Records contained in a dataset
- Opening Delimiter -

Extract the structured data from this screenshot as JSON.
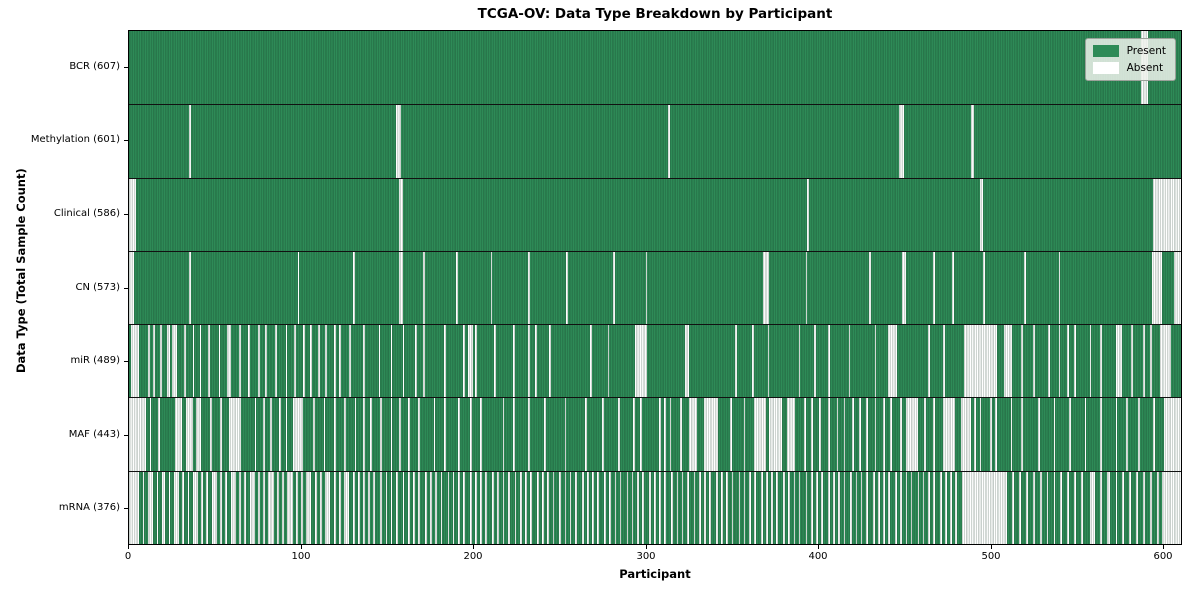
{
  "colors": {
    "present": "#2E8B57",
    "absent": "#FFFFFF",
    "edge_tint": "rgba(18,52,33,0.50)",
    "frame": "#000000",
    "legend_bg": "rgba(238,242,236,0.85)",
    "legend_border": "#9aa29a"
  },
  "chart_data": {
    "type": "heatmap",
    "title": "TCGA-OV: Data Type Breakdown by Participant",
    "xlabel": "Participant",
    "ylabel": "Data Type (Total Sample Count)",
    "legend": [
      "Present",
      "Absent"
    ],
    "legend_position": "upper right",
    "x_ticks": [
      0,
      100,
      200,
      300,
      400,
      500,
      600
    ],
    "xlim": [
      0,
      611
    ],
    "n_participants": 611,
    "cell_states": {
      "present": "green",
      "absent": "white"
    },
    "rows": [
      {
        "name": "BCR",
        "label": "BCR (607)",
        "present_count": 607,
        "absent_ranges_approx": "588-591"
      },
      {
        "name": "Methylation",
        "label": "Methylation (601)",
        "present_count": 601,
        "absent_ranges_approx": "35,155-157,313,447-449,489-490"
      },
      {
        "name": "Clinical",
        "label": "Clinical (586)",
        "present_count": 586,
        "absent_ranges_approx": "0-3,157-158,394,494-495,595-610"
      },
      {
        "name": "CN",
        "label": "CN (573)",
        "present_count": 573,
        "absent_ranges_approx": "0-2,35,98,130,157-158,171,190,210,232,254,281,300,368-371,393,430,449-450,467,478,496,520,540,594-599,607-610"
      },
      {
        "name": "miR",
        "label": "miR (489)",
        "present_count": 489,
        "absent_ranges_approx": "1-5,11,14,18,22-23,25-27,32,37,41,46,52,57-58,64,69,75,79,85,91,96,101,105,110,114,119,122,128,136,145,152,159,166,171,183,194,197-199,201,212,223,232,236,244,268,278,294-300,323-324,352,362,371,389,398,406,418,433,441-445,464,473,485-503,508-512,518,525,534,540,545,549,558,564,573-576,582,589,593,599-604"
      },
      {
        "name": "MAF",
        "label": "MAF (443)",
        "present_count": 443,
        "absent_ranges_approx": "0-9,12,17,27-30,33-36,39-41,47,53,58-64,73,78,82,87,91,95-100,107,113,119,125,131,136,140,146,152,157,162,168,177,183,191,198,204,217,223,232,241,253,265,275,284,293,297,308,311,314,320,325-329,334-341,349,357,363-369,372-378,382-386,392,396,401,406,411,415,420,424,428,433,438,442,448,451-457,462,467,473-479,483-488,491,494,500,503,512,518,528,537,546,555,564,573,579,586,595,601-610"
      },
      {
        "name": "mRNA",
        "label": "mRNA (376)",
        "present_count": 376,
        "absent_ranges_approx": "0-5,8,11-13,16,19-20,23,26-28,31,34,37-39,42,45,48-50,53,56,59-61,64,67,70-72,75,78,81-83,86,89,92-94,97,100,103-105,108,111,114-116,119,122,125-127,130,133,136,139,142,146,149,152,155,159,162,165,168,172,175,178,181,185,188,191,194,198,201,204,207,211,214,217,220,224,227,230,233,237,240,243,246,250,253,256,259,263,266,269,272,276,279,282,285,289,292,295,298,302,305,308,311,315,318,321,324,328,331,334,337,341,344,347,350,354,357,360,363,367,370,373,376,380,383,386,389,393,396,399,402,406,409,412,415,419,422,425,428,432,435,438,441,445,448,451,454,458,461,464,467,471,474,477,480,484-509,513,517,521,525,529,533,537,541,545,549,553,558-560,564,568-569,573,577,581,585,589,593,597,600-610"
      }
    ]
  }
}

- Closing Delimiter -

| TASK DESCRIPTION |
Write every record out again exactly as written. Pictures don't belong in the copy.

| TASK ANSWER |
Extract the structured data from this screenshot as JSON.
{
  "colors": {
    "present": "#2E8B57",
    "absent": "#FFFFFF",
    "edge_tint": "rgba(18,52,33,0.50)",
    "frame": "#000000",
    "legend_bg": "rgba(238,242,236,0.85)",
    "legend_border": "#9aa29a"
  },
  "chart_data": {
    "type": "heatmap",
    "title": "TCGA-OV: Data Type Breakdown by Participant",
    "xlabel": "Participant",
    "ylabel": "Data Type (Total Sample Count)",
    "legend": [
      "Present",
      "Absent"
    ],
    "legend_position": "upper right",
    "x_ticks": [
      0,
      100,
      200,
      300,
      400,
      500,
      600
    ],
    "xlim": [
      0,
      611
    ],
    "n_participants": 611,
    "cell_states": {
      "present": "green",
      "absent": "white"
    },
    "rows": [
      {
        "name": "BCR",
        "label": "BCR (607)",
        "present_count": 607,
        "absent_ranges_approx": "588-591"
      },
      {
        "name": "Methylation",
        "label": "Methylation (601)",
        "present_count": 601,
        "absent_ranges_approx": "35,155-157,313,447-449,489-490"
      },
      {
        "name": "Clinical",
        "label": "Clinical (586)",
        "present_count": 586,
        "absent_ranges_approx": "0-3,157-158,394,494-495,595-610"
      },
      {
        "name": "CN",
        "label": "CN (573)",
        "present_count": 573,
        "absent_ranges_approx": "0-2,35,98,130,157-158,171,190,210,232,254,281,300,368-371,393,430,449-450,467,478,496,520,540,594-599,607-610"
      },
      {
        "name": "miR",
        "label": "miR (489)",
        "present_count": 489,
        "absent_ranges_approx": "1-5,11,14,18,22-23,25-27,32,37,41,46,52,57-58,64,69,75,79,85,91,96,101,105,110,114,119,122,128,136,145,152,159,166,171,183,194,197-199,201,212,223,232,236,244,268,278,294-300,323-324,352,362,371,389,398,406,418,433,441-445,464,473,485-503,508-512,518,525,534,540,545,549,558,564,573-576,582,589,593,599-604"
      },
      {
        "name": "MAF",
        "label": "MAF (443)",
        "present_count": 443,
        "absent_ranges_approx": "0-9,12,17,27-30,33-36,39-41,47,53,58-64,73,78,82,87,91,95-100,107,113,119,125,131,136,140,146,152,157,162,168,177,183,191,198,204,217,223,232,241,253,265,275,284,293,297,308,311,314,320,325-329,334-341,349,357,363-369,372-378,382-386,392,396,401,406,411,415,420,424,428,433,438,442,448,451-457,462,467,473-479,483-488,491,494,500,503,512,518,528,537,546,555,564,573,579,586,595,601-610"
      },
      {
        "name": "mRNA",
        "label": "mRNA (376)",
        "present_count": 376,
        "absent_ranges_approx": "0-5,8,11-13,16,19-20,23,26-28,31,34,37-39,42,45,48-50,53,56,59-61,64,67,70-72,75,78,81-83,86,89,92-94,97,100,103-105,108,111,114-116,119,122,125-127,130,133,136,139,142,146,149,152,155,159,162,165,168,172,175,178,181,185,188,191,194,198,201,204,207,211,214,217,220,224,227,230,233,237,240,243,246,250,253,256,259,263,266,269,272,276,279,282,285,289,292,295,298,302,305,308,311,315,318,321,324,328,331,334,337,341,344,347,350,354,357,360,363,367,370,373,376,380,383,386,389,393,396,399,402,406,409,412,415,419,422,425,428,432,435,438,441,445,448,451,454,458,461,464,467,471,474,477,480,484-509,513,517,521,525,529,533,537,541,545,549,553,558-560,564,568-569,573,577,581,585,589,593,597,600-610"
      }
    ]
  }
}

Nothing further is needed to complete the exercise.